### DESCRIPTION OF THE TASK:
Please print all of the material below, word for word.
-.-.-
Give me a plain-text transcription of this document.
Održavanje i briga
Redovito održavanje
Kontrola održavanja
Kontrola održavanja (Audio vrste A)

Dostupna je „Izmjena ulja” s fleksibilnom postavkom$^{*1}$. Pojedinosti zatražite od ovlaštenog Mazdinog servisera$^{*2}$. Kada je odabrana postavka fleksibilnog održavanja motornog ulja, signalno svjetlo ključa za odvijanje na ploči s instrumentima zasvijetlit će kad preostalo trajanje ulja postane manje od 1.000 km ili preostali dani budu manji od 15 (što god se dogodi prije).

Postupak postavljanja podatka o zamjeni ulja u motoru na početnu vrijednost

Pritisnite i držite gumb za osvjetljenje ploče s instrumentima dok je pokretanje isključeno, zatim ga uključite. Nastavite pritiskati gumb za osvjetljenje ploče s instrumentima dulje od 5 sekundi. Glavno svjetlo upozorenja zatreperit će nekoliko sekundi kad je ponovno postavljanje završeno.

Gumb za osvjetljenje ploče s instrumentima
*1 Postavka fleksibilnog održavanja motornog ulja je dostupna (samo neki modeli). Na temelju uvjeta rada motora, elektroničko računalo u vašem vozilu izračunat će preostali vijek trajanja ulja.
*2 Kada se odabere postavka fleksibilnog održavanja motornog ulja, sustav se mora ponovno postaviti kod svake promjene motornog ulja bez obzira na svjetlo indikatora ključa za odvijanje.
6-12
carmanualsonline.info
-.-.-
### THE REPLY:
Give me a plain-text transcription of this document.
Održavanje i briga
Redovito održavanje
Kontrola održavanja
Kontrola održavanja (Audio vrste A)

Dostupna je „Izmjena ulja” s fleksibilnom postavkom$^{*1}$. Pojedinosti zatražite od ovlaštenog Mazdinog servisera$^{*2}$. Kada je odabrana postavka fleksibilnog održavanja motornog ulja, signalno svjetlo ključa za odvijanje na ploči s instrumentima zasvijetlit će kad preostalo trajanje ulja postane manje od 1.000 km ili preostali dani budu manji od 15 (što god se dogodi prije).

Postupak postavljanja podatka o zamjeni ulja u motoru na početnu vrijednost

Pritisnite i držite gumb za osvjetljenje ploče s instrumentima dok je pokretanje isključeno, zatim ga uključite. Nastavite pritiskati gumb za osvjetljenje ploče s instrumentima dulje od 5 sekundi. Glavno svjetlo upozorenja zatreperit će nekoliko sekundi kad je ponovno postavljanje završeno.

Gumb za osvjetljenje ploče s instrumentima
*1 Postavka fleksibilnog održavanja motornog ulja je dostupna (samo neki modeli). Na temelju uvjeta rada motora, elektroničko računalo u vašem vozilu izračunat će preostali vijek trajanja ulja.
*2 Kada se odabere postavka fleksibilnog održavanja motornog ulja, sustav se mora ponovno postaviti kod svake promjene motornog ulja bez obzira na svjetlo indikatora ključa za odvijanje.
6-12
carmanualsonline.info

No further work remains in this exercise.